# Start of RECORD LIST
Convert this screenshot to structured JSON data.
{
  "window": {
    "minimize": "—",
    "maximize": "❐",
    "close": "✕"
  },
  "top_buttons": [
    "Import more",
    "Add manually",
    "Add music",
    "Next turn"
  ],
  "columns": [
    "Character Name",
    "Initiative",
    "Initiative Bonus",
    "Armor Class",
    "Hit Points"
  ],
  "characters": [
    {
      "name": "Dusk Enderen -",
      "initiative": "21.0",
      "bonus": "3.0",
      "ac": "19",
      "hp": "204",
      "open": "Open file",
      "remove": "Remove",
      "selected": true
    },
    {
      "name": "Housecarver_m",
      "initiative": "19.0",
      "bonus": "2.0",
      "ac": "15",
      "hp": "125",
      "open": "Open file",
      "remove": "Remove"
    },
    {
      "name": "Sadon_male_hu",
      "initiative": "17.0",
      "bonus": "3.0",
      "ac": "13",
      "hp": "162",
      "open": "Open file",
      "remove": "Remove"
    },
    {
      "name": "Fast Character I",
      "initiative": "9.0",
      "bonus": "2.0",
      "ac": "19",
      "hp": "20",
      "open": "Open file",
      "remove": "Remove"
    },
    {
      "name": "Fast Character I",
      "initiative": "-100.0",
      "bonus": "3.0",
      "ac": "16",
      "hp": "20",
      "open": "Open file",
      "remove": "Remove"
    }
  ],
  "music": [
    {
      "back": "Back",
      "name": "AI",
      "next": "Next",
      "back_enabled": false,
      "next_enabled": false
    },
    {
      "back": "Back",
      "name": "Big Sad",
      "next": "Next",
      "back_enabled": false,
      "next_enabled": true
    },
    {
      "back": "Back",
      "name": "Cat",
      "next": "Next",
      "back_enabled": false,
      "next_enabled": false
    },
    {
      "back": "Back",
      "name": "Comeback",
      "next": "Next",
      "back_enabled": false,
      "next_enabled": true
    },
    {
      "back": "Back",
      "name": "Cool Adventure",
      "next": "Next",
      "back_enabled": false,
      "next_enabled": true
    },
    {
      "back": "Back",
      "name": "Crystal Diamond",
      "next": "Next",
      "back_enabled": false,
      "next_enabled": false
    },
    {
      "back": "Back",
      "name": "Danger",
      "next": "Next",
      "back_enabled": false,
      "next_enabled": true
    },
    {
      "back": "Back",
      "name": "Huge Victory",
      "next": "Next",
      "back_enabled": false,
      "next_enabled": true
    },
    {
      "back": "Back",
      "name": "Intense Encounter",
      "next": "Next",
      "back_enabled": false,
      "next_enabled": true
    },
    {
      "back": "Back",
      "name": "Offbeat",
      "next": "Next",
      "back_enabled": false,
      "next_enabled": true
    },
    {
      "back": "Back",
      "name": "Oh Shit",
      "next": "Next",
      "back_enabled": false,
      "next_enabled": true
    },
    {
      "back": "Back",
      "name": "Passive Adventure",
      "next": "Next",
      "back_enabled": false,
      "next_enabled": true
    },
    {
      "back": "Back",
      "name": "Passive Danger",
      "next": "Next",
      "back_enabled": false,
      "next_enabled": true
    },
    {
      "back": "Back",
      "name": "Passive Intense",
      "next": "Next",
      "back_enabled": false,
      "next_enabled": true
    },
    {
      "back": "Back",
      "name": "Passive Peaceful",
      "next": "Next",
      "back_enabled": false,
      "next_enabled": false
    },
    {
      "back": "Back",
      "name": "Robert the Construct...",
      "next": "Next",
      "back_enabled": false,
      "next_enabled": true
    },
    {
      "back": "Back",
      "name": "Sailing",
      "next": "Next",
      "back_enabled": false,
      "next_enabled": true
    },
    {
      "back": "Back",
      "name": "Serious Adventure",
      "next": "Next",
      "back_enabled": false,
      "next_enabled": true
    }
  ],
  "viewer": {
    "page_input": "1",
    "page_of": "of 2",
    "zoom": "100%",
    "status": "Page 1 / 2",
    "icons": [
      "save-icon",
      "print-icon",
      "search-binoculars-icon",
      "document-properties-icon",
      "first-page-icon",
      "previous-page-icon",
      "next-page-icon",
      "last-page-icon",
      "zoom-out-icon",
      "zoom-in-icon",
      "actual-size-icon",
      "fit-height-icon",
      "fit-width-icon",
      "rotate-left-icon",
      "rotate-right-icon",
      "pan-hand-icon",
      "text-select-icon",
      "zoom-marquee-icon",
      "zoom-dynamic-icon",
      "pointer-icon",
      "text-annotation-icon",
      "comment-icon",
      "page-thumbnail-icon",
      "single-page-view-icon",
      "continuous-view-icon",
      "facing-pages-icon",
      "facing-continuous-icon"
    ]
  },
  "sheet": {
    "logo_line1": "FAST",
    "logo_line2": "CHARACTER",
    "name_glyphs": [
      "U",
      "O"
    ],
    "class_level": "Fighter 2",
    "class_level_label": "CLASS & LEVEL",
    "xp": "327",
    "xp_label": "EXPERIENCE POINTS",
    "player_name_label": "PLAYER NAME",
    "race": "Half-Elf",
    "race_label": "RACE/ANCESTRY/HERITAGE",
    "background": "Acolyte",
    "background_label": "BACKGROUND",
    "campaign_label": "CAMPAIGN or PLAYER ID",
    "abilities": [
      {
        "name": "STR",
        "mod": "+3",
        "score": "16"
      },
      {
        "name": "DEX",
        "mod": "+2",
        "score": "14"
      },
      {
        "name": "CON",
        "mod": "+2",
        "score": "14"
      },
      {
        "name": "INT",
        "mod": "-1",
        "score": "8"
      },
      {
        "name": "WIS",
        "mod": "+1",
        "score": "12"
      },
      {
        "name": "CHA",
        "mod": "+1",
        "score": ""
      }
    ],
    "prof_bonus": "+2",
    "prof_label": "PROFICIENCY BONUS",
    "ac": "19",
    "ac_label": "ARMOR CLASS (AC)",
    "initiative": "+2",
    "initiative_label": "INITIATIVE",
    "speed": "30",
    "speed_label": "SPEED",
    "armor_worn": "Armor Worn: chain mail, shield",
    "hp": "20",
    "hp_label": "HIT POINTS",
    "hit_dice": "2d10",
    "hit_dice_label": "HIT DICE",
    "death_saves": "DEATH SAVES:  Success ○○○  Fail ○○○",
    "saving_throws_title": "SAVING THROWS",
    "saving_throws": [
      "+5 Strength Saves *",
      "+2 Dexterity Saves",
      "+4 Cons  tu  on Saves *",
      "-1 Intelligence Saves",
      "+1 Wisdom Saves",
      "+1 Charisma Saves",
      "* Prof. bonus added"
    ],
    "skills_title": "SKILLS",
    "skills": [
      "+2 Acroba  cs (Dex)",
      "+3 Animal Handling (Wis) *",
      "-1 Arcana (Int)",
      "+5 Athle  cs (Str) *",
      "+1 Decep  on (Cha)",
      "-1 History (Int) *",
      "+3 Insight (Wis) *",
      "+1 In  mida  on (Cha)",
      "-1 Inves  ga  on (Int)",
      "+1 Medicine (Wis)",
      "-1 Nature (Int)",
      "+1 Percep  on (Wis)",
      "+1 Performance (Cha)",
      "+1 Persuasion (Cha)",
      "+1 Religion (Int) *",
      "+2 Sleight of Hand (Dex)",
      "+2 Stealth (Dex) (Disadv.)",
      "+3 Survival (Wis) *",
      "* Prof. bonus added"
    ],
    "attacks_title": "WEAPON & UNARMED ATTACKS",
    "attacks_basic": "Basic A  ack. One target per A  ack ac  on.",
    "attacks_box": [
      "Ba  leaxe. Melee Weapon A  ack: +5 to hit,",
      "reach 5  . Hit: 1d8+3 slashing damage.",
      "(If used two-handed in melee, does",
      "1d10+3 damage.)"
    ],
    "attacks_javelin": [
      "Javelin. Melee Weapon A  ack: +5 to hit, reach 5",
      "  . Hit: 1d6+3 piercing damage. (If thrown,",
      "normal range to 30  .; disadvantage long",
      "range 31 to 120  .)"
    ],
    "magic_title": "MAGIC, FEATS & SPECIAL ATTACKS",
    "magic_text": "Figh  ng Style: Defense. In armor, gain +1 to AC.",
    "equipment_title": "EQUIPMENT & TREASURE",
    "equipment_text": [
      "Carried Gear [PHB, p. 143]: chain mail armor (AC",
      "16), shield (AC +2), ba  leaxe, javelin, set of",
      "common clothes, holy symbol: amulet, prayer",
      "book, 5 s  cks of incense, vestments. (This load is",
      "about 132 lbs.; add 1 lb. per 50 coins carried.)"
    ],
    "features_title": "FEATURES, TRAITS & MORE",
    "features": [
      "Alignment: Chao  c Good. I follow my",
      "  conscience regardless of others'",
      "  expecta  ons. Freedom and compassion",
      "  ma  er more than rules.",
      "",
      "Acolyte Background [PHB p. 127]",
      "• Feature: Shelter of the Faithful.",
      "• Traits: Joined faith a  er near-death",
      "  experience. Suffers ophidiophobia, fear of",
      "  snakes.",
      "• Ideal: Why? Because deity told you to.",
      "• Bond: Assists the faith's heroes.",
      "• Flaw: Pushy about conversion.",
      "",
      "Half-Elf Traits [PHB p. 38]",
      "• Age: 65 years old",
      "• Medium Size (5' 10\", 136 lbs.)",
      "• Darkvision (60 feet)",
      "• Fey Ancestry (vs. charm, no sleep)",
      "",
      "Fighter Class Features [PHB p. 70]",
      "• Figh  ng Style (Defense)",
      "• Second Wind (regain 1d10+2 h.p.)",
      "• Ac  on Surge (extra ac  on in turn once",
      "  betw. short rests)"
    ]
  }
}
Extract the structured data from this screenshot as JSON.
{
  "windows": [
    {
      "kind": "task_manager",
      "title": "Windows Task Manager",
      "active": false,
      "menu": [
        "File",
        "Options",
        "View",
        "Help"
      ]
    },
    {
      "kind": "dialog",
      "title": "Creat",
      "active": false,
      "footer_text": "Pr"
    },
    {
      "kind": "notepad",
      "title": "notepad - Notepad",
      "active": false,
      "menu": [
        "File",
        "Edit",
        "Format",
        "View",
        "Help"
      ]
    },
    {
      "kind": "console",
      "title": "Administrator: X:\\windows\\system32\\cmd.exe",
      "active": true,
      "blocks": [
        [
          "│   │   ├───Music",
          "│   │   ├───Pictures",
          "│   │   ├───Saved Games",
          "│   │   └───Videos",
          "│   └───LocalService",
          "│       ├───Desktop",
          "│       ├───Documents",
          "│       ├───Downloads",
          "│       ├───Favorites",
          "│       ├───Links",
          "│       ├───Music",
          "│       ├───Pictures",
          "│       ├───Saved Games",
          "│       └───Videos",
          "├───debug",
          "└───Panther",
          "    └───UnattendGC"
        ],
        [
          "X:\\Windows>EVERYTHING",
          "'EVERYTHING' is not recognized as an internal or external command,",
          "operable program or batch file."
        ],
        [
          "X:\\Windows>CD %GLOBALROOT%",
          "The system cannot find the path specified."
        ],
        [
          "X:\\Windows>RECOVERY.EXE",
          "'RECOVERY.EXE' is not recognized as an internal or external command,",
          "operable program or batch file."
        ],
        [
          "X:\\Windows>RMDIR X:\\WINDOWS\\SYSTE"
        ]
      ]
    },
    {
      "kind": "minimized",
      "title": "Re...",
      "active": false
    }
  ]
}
# End of RECORD LIST
Copy all the lines above that hold the string "data".

● **ANSWER TO THE EXERCISE**:
Convert this screenshot to structured JSON data.
Extract the structured data from this screenshot as JSON.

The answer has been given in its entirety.